Aim of the exercise:
For the records that follow, return only the count of lines containing the string "Пужанский".

***

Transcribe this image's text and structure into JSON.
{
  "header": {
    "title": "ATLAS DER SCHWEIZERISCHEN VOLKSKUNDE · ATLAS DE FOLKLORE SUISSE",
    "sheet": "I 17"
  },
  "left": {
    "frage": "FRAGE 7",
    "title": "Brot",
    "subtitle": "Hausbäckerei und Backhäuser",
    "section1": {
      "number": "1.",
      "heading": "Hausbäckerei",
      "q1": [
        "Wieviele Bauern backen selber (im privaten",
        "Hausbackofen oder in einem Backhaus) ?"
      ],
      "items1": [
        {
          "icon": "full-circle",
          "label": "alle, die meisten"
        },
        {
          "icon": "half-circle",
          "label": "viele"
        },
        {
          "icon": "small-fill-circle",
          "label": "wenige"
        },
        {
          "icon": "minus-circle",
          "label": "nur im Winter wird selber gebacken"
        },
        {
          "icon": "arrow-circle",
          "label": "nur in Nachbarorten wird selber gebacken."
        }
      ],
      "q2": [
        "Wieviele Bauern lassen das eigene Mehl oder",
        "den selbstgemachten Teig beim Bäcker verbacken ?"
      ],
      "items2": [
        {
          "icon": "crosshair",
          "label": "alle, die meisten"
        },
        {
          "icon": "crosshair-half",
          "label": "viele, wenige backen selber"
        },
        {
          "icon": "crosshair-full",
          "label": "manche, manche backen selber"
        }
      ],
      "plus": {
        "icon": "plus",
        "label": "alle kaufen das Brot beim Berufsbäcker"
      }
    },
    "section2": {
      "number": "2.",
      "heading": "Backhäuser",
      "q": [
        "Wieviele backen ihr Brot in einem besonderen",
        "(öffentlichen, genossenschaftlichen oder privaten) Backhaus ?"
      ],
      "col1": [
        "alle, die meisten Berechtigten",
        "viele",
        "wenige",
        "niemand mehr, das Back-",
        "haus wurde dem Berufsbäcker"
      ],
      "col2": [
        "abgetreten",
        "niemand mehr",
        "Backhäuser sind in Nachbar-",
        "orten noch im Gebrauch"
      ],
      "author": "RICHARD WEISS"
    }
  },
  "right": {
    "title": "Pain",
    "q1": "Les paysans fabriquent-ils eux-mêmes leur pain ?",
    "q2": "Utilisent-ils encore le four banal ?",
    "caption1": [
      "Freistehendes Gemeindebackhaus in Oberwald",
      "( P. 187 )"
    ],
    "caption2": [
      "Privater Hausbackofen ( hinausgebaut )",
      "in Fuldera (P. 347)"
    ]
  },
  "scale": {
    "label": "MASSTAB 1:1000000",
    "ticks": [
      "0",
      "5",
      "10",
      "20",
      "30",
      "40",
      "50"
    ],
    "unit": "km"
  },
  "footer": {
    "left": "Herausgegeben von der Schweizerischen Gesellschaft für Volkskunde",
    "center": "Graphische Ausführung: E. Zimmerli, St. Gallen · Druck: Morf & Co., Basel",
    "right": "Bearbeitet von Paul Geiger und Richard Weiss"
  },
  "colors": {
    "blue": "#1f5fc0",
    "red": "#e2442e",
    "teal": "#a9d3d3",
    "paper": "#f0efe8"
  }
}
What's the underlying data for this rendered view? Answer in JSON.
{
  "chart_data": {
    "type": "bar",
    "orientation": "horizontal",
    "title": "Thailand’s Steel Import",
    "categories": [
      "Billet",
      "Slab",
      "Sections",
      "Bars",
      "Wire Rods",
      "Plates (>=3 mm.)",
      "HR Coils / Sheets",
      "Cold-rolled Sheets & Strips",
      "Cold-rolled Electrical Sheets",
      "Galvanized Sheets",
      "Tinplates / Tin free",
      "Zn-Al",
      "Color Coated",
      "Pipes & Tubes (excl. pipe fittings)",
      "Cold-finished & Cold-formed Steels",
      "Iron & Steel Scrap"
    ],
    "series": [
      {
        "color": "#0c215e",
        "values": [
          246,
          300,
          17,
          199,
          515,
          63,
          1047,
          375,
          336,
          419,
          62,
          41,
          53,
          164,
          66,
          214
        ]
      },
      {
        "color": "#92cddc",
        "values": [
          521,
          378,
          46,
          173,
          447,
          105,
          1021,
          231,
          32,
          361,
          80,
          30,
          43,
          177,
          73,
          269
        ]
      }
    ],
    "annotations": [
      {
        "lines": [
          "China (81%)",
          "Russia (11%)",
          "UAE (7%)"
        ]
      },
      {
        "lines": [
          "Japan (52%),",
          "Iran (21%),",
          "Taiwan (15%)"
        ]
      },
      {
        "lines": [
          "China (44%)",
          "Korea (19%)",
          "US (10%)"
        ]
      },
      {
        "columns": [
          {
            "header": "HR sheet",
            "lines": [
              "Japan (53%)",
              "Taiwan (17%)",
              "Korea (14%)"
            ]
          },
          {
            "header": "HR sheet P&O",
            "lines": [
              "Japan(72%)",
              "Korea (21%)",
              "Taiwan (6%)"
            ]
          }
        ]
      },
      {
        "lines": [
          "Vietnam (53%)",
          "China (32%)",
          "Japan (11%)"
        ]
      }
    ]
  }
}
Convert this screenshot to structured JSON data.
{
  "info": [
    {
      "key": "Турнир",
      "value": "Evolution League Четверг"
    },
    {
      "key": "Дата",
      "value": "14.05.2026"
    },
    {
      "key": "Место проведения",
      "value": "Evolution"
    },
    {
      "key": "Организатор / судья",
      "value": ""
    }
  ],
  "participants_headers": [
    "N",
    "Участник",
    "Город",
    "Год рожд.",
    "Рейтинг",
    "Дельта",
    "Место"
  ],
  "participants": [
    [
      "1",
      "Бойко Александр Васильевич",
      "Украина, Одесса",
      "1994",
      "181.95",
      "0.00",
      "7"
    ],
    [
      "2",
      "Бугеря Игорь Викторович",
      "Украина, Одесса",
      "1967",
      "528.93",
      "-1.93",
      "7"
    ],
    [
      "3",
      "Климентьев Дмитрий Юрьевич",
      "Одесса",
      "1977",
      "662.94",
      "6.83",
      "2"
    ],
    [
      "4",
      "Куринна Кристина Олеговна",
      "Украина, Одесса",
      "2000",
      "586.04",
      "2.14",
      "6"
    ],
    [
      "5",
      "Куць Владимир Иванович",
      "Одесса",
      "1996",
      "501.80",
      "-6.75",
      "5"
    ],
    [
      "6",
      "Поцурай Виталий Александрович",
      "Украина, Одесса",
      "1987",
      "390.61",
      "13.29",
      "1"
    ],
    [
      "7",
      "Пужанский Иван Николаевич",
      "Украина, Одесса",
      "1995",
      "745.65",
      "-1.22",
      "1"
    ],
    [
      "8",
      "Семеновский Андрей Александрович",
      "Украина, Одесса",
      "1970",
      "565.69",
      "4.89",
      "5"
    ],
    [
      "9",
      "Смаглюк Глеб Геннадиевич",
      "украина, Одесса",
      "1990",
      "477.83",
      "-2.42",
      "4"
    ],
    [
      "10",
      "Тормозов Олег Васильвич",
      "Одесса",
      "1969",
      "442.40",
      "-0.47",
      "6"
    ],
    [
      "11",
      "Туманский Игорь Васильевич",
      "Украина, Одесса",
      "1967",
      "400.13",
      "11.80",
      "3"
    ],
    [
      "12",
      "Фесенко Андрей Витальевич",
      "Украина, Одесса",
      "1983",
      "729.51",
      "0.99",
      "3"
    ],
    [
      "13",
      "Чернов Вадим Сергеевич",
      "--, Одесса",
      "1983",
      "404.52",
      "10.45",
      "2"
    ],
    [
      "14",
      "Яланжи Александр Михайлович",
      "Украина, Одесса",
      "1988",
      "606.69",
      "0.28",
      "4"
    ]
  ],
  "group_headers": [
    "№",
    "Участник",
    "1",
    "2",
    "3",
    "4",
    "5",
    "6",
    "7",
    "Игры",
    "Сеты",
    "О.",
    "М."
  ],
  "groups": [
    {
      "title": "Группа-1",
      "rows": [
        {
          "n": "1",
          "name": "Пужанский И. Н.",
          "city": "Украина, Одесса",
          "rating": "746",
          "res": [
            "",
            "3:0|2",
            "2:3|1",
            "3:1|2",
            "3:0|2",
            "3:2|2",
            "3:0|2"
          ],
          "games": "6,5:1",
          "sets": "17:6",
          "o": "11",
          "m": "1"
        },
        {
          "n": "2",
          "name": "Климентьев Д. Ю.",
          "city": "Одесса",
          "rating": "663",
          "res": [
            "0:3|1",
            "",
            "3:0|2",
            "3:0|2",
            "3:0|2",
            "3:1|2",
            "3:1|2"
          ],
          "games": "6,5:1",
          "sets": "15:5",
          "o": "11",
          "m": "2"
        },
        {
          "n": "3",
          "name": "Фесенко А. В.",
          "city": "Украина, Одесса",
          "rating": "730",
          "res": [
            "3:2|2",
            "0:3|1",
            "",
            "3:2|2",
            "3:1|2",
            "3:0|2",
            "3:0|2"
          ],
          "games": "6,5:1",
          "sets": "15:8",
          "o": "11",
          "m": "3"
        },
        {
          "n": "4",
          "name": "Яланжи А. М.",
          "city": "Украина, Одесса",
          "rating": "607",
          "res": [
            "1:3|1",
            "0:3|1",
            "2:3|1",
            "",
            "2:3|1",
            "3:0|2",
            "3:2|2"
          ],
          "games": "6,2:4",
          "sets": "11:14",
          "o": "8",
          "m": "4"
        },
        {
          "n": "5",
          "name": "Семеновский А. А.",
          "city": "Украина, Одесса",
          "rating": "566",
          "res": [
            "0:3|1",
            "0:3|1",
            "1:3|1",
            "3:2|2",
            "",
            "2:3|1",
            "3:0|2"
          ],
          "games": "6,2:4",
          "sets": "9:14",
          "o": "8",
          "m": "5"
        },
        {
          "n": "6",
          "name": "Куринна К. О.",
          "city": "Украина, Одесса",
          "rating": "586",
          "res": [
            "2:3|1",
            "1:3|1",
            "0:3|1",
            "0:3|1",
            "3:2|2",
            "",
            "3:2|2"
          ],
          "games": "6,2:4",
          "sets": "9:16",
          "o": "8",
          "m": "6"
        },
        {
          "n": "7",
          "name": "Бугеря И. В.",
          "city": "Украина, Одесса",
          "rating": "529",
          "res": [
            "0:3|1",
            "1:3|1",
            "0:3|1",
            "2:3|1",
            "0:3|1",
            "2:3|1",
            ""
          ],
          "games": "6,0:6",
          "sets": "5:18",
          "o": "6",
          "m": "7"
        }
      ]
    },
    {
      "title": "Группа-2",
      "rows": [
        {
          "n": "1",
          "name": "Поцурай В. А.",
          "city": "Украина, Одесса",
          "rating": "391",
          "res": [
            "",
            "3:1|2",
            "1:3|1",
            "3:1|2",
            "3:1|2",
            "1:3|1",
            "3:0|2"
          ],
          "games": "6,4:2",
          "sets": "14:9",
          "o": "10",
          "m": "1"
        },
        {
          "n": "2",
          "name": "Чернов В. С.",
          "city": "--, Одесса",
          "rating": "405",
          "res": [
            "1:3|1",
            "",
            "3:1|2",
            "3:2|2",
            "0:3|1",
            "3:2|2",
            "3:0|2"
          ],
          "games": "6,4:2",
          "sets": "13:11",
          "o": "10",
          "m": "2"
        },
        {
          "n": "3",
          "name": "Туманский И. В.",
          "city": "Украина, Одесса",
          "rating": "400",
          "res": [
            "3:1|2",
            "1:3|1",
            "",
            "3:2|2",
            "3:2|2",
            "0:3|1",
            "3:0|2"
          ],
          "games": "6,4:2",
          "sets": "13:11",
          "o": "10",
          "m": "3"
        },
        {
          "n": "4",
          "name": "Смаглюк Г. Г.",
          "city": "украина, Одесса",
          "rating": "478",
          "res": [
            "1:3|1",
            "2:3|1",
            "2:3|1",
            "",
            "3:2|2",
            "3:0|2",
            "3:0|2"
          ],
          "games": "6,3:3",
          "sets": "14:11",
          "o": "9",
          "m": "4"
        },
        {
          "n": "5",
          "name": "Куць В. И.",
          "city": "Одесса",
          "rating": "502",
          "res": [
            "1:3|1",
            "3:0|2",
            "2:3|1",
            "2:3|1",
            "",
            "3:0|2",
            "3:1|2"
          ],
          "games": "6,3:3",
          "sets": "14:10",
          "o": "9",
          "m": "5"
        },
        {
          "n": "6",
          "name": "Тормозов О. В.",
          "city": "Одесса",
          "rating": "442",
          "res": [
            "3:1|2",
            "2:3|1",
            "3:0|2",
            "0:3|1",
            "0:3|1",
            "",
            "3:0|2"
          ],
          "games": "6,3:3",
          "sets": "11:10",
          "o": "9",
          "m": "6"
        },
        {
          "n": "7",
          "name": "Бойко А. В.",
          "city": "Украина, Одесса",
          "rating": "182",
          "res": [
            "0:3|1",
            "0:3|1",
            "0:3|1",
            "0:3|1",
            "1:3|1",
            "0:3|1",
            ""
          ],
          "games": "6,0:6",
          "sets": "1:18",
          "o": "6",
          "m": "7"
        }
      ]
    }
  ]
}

***

Full response:
2